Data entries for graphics
+--

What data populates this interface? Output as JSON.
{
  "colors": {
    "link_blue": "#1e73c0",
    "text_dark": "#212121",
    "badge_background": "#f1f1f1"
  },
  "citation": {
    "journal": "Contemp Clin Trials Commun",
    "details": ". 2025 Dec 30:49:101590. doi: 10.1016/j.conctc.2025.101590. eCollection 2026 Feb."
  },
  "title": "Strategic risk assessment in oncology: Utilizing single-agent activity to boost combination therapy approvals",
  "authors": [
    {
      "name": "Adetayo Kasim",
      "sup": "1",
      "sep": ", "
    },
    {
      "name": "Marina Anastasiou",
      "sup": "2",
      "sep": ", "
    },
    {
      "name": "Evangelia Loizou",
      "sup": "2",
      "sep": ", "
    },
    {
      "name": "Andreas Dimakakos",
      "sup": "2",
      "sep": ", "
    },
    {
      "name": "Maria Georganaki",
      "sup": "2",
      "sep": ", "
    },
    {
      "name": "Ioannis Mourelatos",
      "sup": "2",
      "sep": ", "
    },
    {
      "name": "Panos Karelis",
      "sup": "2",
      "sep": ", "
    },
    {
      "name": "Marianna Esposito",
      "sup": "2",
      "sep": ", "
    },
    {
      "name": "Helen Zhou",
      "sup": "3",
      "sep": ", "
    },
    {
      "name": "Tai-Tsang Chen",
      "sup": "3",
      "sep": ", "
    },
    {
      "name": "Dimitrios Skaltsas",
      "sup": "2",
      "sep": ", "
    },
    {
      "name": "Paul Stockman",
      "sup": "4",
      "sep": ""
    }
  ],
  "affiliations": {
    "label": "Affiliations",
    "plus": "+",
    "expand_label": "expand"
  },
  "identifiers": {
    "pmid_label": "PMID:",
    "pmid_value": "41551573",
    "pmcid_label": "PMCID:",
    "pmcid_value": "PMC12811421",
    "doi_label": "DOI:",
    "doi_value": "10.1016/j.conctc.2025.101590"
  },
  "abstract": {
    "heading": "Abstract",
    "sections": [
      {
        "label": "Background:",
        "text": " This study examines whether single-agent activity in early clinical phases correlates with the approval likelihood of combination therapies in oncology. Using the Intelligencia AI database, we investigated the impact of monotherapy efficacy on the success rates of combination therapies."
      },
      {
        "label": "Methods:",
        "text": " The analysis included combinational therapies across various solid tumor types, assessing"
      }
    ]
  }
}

+--

> **Work task**
Reproduce the whole of the records exactly, so that no line differs from the source above.

> **Response for this exercise**
What data populates this interface? Output as JSON.
{
  "colors": {
    "link_blue": "#1e73c0",
    "text_dark": "#212121",
    "badge_background": "#f1f1f1"
  },
  "citation": {
    "journal": "Contemp Clin Trials Commun",
    "details": ". 2025 Dec 30:49:101590. doi: 10.1016/j.conctc.2025.101590. eCollection 2026 Feb."
  },
  "title": "Strategic risk assessment in oncology: Utilizing single-agent activity to boost combination therapy approvals",
  "authors": [
    {
      "name": "Adetayo Kasim",
      "sup": "1",
      "sep": ", "
    },
    {
      "name": "Marina Anastasiou",
      "sup": "2",
      "sep": ", "
    },
    {
      "name": "Evangelia Loizou",
      "sup": "2",
      "sep": ", "
    },
    {
      "name": "Andreas Dimakakos",
      "sup": "2",
      "sep": ", "
    },
    {
      "name": "Maria Georganaki",
      "sup": "2",
      "sep": ", "
    },
    {
      "name": "Ioannis Mourelatos",
      "sup": "2",
      "sep": ", "
    },
    {
      "name": "Panos Karelis",
      "sup": "2",
      "sep": ", "
    },
    {
      "name": "Marianna Esposito",
      "sup": "2",
      "sep": ", "
    },
    {
      "name": "Helen Zhou",
      "sup": "3",
      "sep": ", "
    },
    {
      "name": "Tai-Tsang Chen",
      "sup": "3",
      "sep": ", "
    },
    {
      "name": "Dimitrios Skaltsas",
      "sup": "2",
      "sep": ", "
    },
    {
      "name": "Paul Stockman",
      "sup": "4",
      "sep": ""
    }
  ],
  "affiliations": {
    "label": "Affiliations",
    "plus": "+",
    "expand_label": "expand"
  },
  "identifiers": {
    "pmid_label": "PMID:",
    "pmid_value": "41551573",
    "pmcid_label": "PMCID:",
    "pmcid_value": "PMC12811421",
    "doi_label": "DOI:",
    "doi_value": "10.1016/j.conctc.2025.101590"
  },
  "abstract": {
    "heading": "Abstract",
    "sections": [
      {
        "label": "Background:",
        "text": " This study examines whether single-agent activity in early clinical phases correlates with the approval likelihood of combination therapies in oncology. Using the Intelligencia AI database, we investigated the impact of monotherapy efficacy on the success rates of combination therapies."
      },
      {
        "label": "Methods:",
        "text": " The analysis included combinational therapies across various solid tumor types, assessing"
      }
    ]
  }
}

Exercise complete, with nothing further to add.